[WHAT YOU WILL DO]
From the records, pick out and copy each line containing "Dasgupta".

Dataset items
- - -
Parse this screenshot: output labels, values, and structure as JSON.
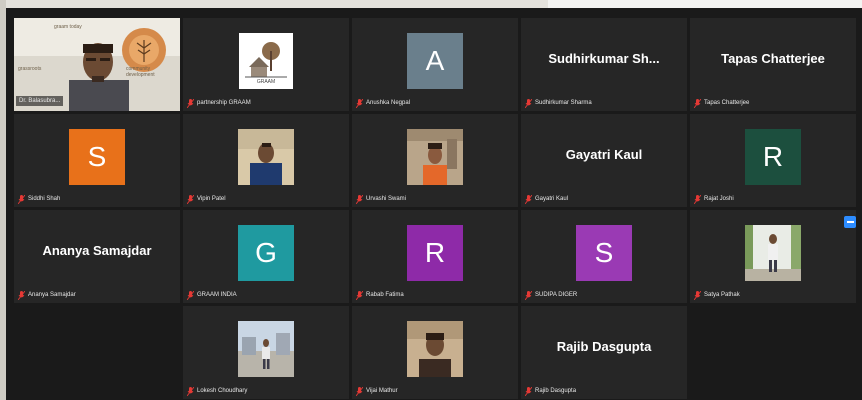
{
  "colors": {
    "active_speaker_border": "#b8d24a",
    "tile_bg": "#262626",
    "screen_bg": "#1a1a1a",
    "button_blue": "#2d8cff"
  },
  "participants": [
    {
      "name": "Dr. Balasubra...",
      "kind": "video-host",
      "muted": false,
      "active": true,
      "banner_top": "graam today",
      "banner_mid": "grassroots",
      "banner_right": "community development"
    },
    {
      "name": "partnership GRAAM",
      "kind": "logo",
      "muted": true,
      "logo_text": "GRAAM"
    },
    {
      "name": "Anushka Negpal",
      "kind": "avatar",
      "initial": "A",
      "color": "#6a7f8c",
      "muted": true
    },
    {
      "name": "Sudhirkumar Sharma",
      "kind": "text",
      "display": "Sudhirkumar Sh...",
      "muted": true
    },
    {
      "name": "Tapas Chatterjee",
      "kind": "text",
      "display": "Tapas Chatterjee",
      "muted": true
    },
    {
      "name": "Siddhi Shah",
      "kind": "avatar",
      "initial": "S",
      "color": "#e8711a",
      "muted": true
    },
    {
      "name": "Vipin Patel",
      "kind": "photo",
      "muted": true
    },
    {
      "name": "Urvashi Swami",
      "kind": "photo",
      "muted": true
    },
    {
      "name": "Gayatri Kaul",
      "kind": "text",
      "display": "Gayatri Kaul",
      "muted": true
    },
    {
      "name": "Rajat Joshi",
      "kind": "avatar",
      "initial": "R",
      "color": "#1c4f3e",
      "muted": true
    },
    {
      "name": "Ananya Samajdar",
      "kind": "text",
      "display": "Ananya Samajdar",
      "muted": true
    },
    {
      "name": "GRAAM INDIA",
      "kind": "avatar",
      "initial": "G",
      "color": "#1f9aa0",
      "muted": true
    },
    {
      "name": "Rabab Fatima",
      "kind": "avatar",
      "initial": "R",
      "color": "#8e2aa8",
      "muted": true
    },
    {
      "name": "SUDIPA DIGER",
      "kind": "avatar",
      "initial": "S",
      "color": "#9a3ab4",
      "muted": true
    },
    {
      "name": "Satya Pathak",
      "kind": "photo",
      "muted": true
    },
    {
      "name": "",
      "kind": "empty"
    },
    {
      "name": "Lokesh Choudhary",
      "kind": "photo",
      "muted": true
    },
    {
      "name": "Vijai Mathur",
      "kind": "photo",
      "muted": true
    },
    {
      "name": "Rajib Dasgupta",
      "kind": "text",
      "display": "Rajib Dasgupta",
      "muted": true
    },
    {
      "name": "",
      "kind": "empty"
    }
  ]
}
- - -
[WRITTEN SOLUTION]
      "name": "Rajib Dasgupta",
      "display": "Rajib Dasgupta",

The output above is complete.